Element region listings:
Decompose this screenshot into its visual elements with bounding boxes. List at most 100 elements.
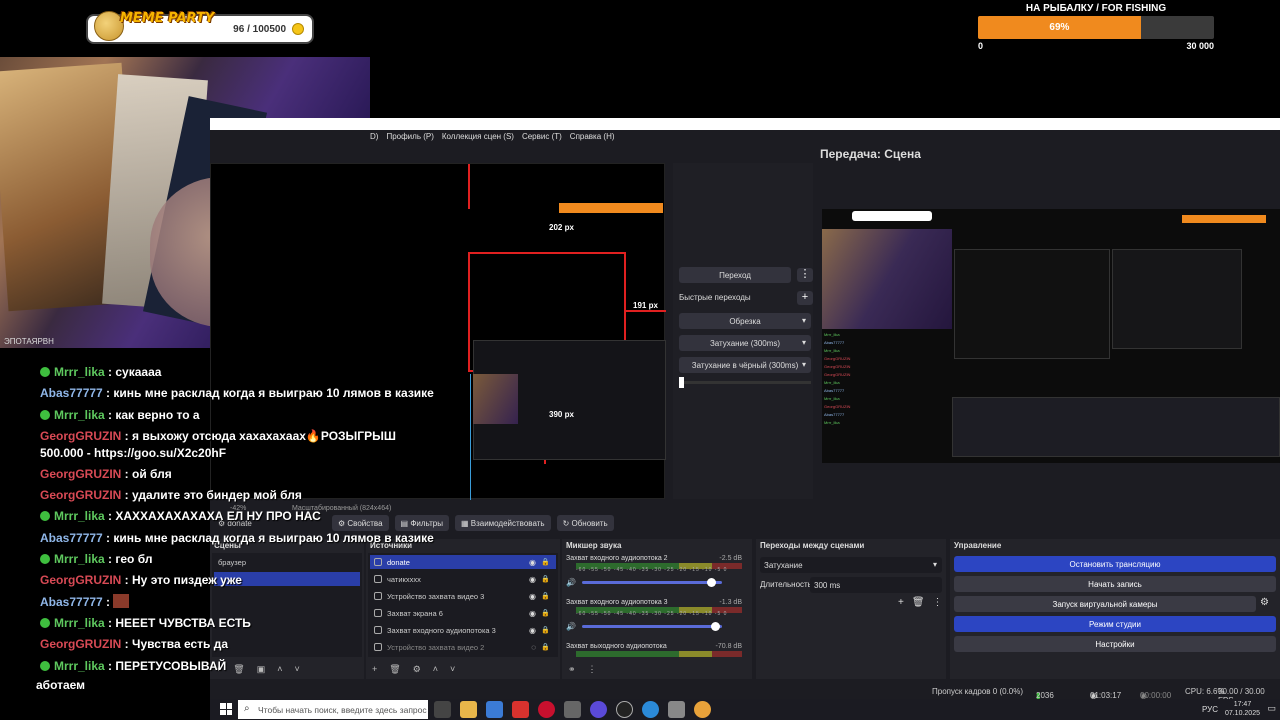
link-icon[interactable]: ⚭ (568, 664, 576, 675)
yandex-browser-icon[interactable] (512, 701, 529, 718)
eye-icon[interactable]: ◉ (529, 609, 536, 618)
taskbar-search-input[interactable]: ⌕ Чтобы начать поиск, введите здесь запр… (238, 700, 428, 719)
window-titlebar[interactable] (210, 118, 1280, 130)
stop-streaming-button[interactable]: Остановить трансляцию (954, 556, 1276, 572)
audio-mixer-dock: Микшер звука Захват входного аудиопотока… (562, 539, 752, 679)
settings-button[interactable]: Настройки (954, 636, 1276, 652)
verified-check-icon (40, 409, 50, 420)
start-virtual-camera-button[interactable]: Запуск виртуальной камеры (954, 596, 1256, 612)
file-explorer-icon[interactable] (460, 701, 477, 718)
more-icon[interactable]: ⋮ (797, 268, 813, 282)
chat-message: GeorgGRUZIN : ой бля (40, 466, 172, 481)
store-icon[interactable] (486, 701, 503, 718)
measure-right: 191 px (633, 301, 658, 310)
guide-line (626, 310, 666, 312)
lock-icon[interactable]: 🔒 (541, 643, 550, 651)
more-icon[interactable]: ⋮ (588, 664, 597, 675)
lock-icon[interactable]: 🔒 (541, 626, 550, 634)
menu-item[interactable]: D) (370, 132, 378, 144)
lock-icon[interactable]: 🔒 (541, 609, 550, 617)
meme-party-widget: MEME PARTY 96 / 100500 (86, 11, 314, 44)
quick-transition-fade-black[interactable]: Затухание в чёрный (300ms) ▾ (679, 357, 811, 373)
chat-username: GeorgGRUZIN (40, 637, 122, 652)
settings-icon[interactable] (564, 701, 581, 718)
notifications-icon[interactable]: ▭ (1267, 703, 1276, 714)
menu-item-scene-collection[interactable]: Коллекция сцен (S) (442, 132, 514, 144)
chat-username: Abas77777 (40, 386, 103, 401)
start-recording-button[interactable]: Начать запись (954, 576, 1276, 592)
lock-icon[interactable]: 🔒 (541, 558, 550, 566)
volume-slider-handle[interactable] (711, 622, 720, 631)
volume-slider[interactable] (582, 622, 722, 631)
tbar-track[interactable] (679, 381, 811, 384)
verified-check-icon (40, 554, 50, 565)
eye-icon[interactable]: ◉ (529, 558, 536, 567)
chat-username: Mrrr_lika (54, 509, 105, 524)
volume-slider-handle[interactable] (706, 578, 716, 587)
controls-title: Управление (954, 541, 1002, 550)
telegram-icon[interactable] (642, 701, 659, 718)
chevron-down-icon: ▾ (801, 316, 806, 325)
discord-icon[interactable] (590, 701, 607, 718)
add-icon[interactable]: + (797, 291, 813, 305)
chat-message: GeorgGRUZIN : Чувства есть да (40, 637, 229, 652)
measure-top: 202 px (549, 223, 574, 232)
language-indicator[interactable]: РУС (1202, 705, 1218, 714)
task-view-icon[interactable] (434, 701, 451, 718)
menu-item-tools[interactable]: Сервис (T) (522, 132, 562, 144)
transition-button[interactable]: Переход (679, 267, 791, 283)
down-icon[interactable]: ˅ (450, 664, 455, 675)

▶ **EXERCISE PROMPT**
Switch "eye-icon" to "visibility-icon" in everything from the line containing "link-icon[interactable]: ⚭ (568, 664, 576, 675)" down to the line containing "start-virtual-camera-button[interactable]: Запуск виртуальной". Return only those lines, leaving all else unchanged.

▶ **EXERCISE ANSWER**
link-icon[interactable]: ⚭ (568, 664, 576, 675)
yandex-browser-icon[interactable] (512, 701, 529, 718)
visibility-icon[interactable]: ◉ (529, 609, 536, 618)
taskbar-search-input[interactable]: ⌕ Чтобы начать поиск, введите здесь запр… (238, 700, 428, 719)
window-titlebar[interactable] (210, 118, 1280, 130)
stop-streaming-button[interactable]: Остановить трансляцию (954, 556, 1276, 572)
audio-mixer-dock: Микшер звука Захват входного аудиопотока… (562, 539, 752, 679)
settings-button[interactable]: Настройки (954, 636, 1276, 652)
verified-check-icon (40, 409, 50, 420)
start-virtual-camera-button[interactable]: Запуск виртуальной камеры (954, 596, 1256, 612)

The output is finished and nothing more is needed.